Select the lines that contain "object" and copy each of them.

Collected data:
▼▼▼

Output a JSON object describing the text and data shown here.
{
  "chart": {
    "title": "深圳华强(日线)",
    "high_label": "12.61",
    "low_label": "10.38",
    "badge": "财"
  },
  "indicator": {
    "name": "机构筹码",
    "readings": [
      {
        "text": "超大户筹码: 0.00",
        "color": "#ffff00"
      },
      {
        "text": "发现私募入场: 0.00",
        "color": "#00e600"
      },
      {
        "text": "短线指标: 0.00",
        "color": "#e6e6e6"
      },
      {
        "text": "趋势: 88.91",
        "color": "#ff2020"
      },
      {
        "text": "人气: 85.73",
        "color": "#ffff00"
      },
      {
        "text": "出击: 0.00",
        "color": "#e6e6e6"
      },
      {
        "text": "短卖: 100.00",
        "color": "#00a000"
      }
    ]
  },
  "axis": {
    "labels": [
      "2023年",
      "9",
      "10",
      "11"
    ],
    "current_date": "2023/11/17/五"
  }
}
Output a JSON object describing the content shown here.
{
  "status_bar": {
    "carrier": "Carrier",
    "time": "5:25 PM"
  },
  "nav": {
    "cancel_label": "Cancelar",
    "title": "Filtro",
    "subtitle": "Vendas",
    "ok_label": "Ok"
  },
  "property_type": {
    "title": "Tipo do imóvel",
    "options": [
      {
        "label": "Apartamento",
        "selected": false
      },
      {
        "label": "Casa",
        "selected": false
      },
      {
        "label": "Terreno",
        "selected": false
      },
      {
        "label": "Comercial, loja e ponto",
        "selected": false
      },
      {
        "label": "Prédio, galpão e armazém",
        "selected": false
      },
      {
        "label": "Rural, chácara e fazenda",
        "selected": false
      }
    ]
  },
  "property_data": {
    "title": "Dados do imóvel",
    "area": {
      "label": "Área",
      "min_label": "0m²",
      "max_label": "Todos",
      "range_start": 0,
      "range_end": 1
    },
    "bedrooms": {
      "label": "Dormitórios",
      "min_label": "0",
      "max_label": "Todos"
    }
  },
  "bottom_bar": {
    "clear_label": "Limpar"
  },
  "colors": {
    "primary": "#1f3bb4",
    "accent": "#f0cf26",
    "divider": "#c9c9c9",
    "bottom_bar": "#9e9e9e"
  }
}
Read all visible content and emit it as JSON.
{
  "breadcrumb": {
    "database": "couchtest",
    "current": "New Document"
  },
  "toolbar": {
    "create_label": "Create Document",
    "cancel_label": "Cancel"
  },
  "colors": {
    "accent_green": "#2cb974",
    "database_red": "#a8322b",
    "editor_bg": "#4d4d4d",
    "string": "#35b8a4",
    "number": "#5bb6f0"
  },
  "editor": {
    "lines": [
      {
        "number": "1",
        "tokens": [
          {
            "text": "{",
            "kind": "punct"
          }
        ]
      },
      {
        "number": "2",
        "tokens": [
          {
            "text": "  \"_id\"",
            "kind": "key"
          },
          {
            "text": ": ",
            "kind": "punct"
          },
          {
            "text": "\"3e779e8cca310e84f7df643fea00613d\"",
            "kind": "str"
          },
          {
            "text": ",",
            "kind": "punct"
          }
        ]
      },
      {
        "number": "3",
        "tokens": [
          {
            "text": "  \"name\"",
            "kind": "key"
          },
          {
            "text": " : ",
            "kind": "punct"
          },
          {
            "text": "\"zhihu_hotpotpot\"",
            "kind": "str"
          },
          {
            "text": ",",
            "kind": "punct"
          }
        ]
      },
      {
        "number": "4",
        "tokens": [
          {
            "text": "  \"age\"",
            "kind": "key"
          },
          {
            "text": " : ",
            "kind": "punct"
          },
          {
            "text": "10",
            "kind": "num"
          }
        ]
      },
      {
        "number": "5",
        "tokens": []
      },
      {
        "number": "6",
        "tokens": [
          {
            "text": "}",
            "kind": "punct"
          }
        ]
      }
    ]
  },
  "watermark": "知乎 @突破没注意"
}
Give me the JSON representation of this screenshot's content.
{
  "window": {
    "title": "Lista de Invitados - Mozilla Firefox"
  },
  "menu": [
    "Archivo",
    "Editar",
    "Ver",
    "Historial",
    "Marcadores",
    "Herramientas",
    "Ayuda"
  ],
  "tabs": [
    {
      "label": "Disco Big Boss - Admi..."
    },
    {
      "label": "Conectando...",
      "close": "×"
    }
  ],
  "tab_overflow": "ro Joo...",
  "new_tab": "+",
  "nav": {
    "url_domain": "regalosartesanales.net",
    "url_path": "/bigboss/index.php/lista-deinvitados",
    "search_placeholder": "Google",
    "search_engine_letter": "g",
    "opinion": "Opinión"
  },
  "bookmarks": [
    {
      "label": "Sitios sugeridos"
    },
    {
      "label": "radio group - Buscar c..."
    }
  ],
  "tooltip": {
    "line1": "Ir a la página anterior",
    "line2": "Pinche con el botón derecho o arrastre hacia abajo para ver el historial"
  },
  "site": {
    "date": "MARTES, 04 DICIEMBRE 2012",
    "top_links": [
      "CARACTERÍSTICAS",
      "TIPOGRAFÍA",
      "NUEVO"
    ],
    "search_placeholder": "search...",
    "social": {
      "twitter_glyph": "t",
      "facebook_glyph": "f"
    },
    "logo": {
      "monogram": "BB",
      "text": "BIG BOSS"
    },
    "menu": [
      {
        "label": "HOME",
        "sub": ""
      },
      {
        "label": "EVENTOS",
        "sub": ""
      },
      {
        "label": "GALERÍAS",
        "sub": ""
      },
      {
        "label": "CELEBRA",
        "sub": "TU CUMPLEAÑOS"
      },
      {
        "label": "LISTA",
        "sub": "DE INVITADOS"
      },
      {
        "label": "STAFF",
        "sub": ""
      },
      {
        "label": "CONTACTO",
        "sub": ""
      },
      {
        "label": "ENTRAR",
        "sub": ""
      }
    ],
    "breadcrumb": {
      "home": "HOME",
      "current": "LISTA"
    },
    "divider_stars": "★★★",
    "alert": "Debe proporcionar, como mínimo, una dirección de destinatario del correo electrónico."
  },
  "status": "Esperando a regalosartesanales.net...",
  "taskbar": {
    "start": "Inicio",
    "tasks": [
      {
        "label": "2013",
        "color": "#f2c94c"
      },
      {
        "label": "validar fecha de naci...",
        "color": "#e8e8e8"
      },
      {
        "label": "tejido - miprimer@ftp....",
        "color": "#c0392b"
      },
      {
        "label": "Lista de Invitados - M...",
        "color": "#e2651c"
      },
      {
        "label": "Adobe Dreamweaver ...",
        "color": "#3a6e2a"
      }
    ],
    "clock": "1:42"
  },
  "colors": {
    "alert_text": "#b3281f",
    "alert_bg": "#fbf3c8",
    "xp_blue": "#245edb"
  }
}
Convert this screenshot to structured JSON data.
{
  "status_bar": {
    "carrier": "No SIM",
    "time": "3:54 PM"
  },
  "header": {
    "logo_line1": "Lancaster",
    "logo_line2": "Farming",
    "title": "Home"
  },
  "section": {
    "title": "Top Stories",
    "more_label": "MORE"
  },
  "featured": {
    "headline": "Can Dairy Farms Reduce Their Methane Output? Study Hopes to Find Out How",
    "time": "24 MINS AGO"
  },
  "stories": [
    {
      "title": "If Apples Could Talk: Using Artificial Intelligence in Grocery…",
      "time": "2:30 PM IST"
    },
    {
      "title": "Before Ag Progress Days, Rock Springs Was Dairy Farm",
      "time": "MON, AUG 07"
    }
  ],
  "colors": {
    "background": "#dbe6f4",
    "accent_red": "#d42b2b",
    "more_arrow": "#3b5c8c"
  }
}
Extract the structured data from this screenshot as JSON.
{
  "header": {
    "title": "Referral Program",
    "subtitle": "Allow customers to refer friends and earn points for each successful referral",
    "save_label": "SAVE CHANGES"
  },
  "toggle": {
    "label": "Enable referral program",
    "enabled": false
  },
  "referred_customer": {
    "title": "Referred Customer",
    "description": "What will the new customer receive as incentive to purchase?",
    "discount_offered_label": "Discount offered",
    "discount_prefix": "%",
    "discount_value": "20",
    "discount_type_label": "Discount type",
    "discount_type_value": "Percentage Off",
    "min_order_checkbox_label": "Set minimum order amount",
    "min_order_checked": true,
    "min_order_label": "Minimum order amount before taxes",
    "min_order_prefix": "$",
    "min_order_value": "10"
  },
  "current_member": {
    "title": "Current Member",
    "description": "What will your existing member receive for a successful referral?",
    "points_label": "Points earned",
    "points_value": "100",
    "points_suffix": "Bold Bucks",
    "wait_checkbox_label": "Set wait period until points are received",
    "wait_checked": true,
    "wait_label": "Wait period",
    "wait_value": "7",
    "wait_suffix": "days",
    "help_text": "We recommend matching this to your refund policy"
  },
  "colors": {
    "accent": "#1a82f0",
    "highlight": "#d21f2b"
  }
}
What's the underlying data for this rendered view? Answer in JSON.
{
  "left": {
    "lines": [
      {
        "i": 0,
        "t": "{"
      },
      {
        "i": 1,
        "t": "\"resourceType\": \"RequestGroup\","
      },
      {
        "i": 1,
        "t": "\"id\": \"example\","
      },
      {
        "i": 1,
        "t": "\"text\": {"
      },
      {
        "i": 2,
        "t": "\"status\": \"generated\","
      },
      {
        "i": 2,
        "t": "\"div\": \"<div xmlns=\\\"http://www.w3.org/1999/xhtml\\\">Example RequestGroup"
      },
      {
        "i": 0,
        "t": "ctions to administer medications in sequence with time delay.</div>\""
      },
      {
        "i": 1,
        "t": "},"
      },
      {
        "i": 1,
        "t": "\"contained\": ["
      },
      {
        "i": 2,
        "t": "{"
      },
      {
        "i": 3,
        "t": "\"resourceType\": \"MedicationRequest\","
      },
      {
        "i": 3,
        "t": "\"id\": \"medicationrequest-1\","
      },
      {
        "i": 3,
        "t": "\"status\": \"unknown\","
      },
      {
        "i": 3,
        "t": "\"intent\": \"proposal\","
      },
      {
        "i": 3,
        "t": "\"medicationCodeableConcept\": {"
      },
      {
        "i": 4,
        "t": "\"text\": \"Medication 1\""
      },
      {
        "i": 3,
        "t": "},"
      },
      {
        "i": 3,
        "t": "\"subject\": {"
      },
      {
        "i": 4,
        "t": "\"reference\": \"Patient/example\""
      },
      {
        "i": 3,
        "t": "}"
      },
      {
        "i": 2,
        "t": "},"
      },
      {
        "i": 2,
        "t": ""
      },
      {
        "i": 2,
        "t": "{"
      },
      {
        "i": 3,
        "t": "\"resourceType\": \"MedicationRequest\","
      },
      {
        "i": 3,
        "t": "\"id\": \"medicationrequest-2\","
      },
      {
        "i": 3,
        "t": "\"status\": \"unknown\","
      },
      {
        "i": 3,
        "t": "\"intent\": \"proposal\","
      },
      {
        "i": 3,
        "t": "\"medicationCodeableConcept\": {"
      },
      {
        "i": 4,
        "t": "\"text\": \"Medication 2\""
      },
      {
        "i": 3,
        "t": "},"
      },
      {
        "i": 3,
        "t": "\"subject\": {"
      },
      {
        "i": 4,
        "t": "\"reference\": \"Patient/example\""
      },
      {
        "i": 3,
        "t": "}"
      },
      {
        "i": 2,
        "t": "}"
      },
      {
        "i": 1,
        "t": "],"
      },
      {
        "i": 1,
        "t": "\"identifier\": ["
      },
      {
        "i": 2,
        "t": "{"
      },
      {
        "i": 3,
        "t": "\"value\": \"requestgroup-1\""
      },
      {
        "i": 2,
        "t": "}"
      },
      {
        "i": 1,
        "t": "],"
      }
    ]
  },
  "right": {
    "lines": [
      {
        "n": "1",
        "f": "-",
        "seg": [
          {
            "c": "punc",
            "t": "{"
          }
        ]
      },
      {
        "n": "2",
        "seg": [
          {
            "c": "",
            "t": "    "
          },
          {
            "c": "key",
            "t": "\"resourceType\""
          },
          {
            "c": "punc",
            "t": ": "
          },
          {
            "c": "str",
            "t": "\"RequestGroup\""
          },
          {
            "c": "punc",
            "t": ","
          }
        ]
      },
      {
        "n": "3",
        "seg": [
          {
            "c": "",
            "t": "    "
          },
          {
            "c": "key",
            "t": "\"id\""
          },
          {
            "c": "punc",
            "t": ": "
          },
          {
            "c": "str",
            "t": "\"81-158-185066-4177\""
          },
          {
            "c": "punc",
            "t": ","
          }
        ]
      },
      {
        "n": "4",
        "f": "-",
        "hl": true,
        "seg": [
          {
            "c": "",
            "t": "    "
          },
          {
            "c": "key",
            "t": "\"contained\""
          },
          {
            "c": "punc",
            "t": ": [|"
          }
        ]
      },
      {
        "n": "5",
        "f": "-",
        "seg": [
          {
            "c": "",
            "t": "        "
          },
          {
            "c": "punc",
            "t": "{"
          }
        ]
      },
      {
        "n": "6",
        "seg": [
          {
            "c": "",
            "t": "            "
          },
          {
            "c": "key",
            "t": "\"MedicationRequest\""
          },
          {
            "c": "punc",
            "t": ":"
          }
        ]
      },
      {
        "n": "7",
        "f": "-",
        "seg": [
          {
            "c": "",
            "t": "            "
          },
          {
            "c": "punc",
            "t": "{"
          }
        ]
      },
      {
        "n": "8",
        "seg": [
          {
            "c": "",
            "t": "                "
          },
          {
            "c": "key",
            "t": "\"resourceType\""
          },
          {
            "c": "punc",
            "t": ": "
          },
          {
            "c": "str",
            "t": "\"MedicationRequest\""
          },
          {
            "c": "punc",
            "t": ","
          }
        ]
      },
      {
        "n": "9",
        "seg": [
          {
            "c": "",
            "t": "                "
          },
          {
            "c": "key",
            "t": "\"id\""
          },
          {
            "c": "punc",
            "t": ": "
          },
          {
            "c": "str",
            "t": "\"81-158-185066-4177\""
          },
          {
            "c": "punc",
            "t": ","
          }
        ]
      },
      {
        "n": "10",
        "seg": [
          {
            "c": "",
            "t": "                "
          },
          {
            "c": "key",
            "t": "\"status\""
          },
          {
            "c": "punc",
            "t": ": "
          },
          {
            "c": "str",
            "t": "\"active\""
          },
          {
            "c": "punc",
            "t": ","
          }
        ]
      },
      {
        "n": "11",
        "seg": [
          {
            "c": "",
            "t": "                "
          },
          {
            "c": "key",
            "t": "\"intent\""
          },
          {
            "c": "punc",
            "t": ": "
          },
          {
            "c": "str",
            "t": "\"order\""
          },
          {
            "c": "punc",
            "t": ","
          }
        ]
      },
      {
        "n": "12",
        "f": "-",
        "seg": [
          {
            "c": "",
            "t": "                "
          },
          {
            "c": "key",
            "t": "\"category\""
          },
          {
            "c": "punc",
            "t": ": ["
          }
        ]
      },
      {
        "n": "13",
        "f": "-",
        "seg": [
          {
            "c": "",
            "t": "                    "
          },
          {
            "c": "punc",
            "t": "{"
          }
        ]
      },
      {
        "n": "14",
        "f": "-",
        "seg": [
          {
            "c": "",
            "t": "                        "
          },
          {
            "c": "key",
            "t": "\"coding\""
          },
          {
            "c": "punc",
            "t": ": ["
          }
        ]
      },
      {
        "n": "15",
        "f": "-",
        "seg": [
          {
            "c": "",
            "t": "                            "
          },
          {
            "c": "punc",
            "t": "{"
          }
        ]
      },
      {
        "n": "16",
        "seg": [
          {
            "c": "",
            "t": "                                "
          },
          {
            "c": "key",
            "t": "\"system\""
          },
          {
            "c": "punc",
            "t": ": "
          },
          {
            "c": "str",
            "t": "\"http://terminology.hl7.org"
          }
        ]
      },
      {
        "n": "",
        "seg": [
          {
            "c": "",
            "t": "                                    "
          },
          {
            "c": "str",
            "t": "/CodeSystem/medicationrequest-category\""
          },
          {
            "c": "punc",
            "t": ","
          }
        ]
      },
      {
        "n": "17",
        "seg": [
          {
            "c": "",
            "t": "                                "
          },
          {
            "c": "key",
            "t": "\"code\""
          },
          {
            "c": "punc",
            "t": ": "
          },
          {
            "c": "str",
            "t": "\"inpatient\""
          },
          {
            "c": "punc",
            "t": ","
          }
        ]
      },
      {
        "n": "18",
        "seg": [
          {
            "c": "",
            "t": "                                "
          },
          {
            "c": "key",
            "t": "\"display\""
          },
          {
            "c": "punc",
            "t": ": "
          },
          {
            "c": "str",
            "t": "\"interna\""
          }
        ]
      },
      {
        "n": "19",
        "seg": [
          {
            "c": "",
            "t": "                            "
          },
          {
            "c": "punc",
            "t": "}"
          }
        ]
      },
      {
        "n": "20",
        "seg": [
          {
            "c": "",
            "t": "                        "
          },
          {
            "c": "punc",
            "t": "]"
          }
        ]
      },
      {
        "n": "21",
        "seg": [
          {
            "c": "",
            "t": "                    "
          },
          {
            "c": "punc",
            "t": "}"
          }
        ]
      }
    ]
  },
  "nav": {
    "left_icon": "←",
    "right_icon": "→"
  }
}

▲▲▲

*Answer to this problem:*
Output a JSON object describing the text and data shown here.
Output a JSON object describing the content shown here.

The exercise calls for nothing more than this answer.